◆ Tasks to complete ◆
[a] Answer the following questions from the Tasmanian Supreme Court judgment in Howlin v Resource Management and Planning Appeal Tribunal.
(i) On what date was the matter heard?
(ii) Which counsel appeared for the second respondent?
(iii) What two kinds of stay is the second respondent seeking?
[b] Write the next passage of the Tasmanian Supreme Court judgment in Howlin v Resource Management and Planning Appeal Tribunal, starting from the end of its first paragraph of reasons.

Howlin v Resource Management and Planning Appeal Tribunal
[2017] TASSC 19
•31 March 2017
[2017] TASSC 19
COURT: SUPREME COURT OF TASMANIA
CITATION: Howlin v Resource Management and Planning Appeal Tribunal
[2017] TASSC 19
PARTIES: HOWLIN, Darryl Robert
v
RESOURCE MANAGEMENT
AND PLANNING APPEAL TRIBUNAL
CLARENCE CITY COUNCIL
FILE NO: 3036/2016
DELIVERED ON: 31 March 2017
DELIVERED AT: Hobart
HEARING DATE: 14 March 2017
JUDGMENT OF: Blow CJ
CATCHWORDS:
Procedure – State and Territory courts: jurisdiction, powers and generally – Inherent and general statutory powers – Stays of proceedings until costs of earlier proceedings paid – Costs of proceedings against sheriff re: enforcement of earlier costs orders.
Phillip Morris Ltd v Attorney-General [2006] VSCA 21, 14 VR 538, referred to.
Aust Dig Procedure [1023]
Procedure – Civil proceedings in State and Territory courts – Security for costs – Factors relevant to exercise of discretion – Other cases and matters – Application for leave to appeal from order dismissing proceedings because frivolous, vexatious and abuse of process.
Aust Dig Procedure [1762]
REPRESENTATION:
Counsel:
Applicant: In person
Second Respondent: J Zeeman
Solicitors:
Second Respondent: Shaun McElwaine + Associates
Judgment Number: [2017] TASSC 19
Number of paragraphs: 19
Serial No 19/2017
File No 3036/2016
DARRYL ROBERT HOWLIN v RESOURCE MANAGEMENT AND PLANNING APPEAL TRIBUNAL and CLARENCE CITY COUNCIL
REASONS FOR JUDGMENT BLOW CJ
31 March 2017
The second respondent, the Clarence City Council, is seeking orders that the applicant provide security for the costs of an application, and for a stay of proceedings pending both the provision of security for costs and the payment of costs of other proceedings that the applicant has failed to pay.

◆ Given data ◆
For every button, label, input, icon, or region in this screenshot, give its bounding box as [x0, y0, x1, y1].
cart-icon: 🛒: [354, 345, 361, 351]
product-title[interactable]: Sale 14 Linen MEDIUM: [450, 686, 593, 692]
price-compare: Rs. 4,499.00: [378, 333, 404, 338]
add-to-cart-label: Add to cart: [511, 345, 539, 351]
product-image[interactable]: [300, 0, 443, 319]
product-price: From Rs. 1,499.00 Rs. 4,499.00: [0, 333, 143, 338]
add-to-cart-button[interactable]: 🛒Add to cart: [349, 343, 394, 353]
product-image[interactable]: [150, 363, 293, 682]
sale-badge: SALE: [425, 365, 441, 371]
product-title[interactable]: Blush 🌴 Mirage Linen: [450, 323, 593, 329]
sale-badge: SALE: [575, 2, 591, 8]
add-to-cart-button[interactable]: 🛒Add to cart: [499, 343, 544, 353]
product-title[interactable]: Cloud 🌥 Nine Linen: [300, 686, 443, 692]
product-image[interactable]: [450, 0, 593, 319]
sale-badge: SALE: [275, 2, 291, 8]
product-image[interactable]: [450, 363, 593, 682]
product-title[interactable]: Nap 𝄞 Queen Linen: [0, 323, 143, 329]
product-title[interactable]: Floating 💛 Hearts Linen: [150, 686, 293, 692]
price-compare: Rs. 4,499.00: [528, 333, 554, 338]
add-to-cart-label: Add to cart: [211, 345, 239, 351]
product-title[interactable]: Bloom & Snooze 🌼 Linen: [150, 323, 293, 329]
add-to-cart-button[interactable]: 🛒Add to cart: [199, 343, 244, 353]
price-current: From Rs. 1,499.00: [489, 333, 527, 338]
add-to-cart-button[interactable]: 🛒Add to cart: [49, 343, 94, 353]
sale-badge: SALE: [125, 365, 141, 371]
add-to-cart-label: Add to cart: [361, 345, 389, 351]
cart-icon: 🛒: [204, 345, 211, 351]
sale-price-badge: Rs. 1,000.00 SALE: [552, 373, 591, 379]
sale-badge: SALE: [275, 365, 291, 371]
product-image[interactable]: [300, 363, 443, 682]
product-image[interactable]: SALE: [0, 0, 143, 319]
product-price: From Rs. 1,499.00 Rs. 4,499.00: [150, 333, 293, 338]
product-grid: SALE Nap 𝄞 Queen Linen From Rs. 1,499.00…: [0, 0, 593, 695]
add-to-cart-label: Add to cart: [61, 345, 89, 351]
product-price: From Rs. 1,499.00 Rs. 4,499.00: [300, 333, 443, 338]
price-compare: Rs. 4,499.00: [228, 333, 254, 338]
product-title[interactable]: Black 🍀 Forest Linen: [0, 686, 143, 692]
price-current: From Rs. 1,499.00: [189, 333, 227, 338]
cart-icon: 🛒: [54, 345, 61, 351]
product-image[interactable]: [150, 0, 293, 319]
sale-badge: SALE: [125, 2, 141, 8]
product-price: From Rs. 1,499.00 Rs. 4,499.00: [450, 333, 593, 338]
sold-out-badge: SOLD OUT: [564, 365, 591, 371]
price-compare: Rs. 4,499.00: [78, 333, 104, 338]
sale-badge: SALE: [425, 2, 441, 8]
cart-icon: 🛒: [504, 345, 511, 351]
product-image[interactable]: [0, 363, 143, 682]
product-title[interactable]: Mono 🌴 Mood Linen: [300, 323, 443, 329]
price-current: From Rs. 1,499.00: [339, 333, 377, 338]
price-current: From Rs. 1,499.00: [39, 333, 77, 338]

◆ The results ◆
[a]
(i) 14 March 2017.
(ii) J Zeeman.
(iii) A stay of proceedings until the applicant provides security for costs and until the applicant pays the costs of other proceedings that remain unpaid.

[b]
For many years the applicant, Darryl Howlin, has been attempting to obtain approval to subdivide land which he owns at Opossum Bay. On 1 August 2016 the Resource Management and Planning Appeal Tribunal rejected three appeals instituted by Mr Howlin in relation to subdivision proposals that had been refused by the council in 2005 and 2007: Howlin v Clarence City Council [2016] TASRMPAT 15. Mr Howlin then applied for the review of the tribunal's decision under the Judicial Review Act 2000. The council applied for an order for the dismissal of Mr Howlin's application on the basis that it was frivolous, vexatious, and an abuse of the process of the Court. It succeeded. Holt AsJ dismissed Mr Howlin's application on those bases: Howlin v Resource Management and Planning Appeal Tribunal (No 3) [2016] TASSC 49.
Mr Howlin wishes to appeal from that decision. However s 38(5) of the Judicial Review Act provides that an appeal from such an order may be brought only with the leave of the Court. Mr Howlin has applied for leave to appeal.
In the leave proceedings, the council has made an interlocutory application seeking orders to the following effect:
· That the appeal and the leave application be stayed until Mr Howlin has paid to the council all amounts owing pursuant to costs orders made by Tennent J on 11 June 2014 and 30 July 2014.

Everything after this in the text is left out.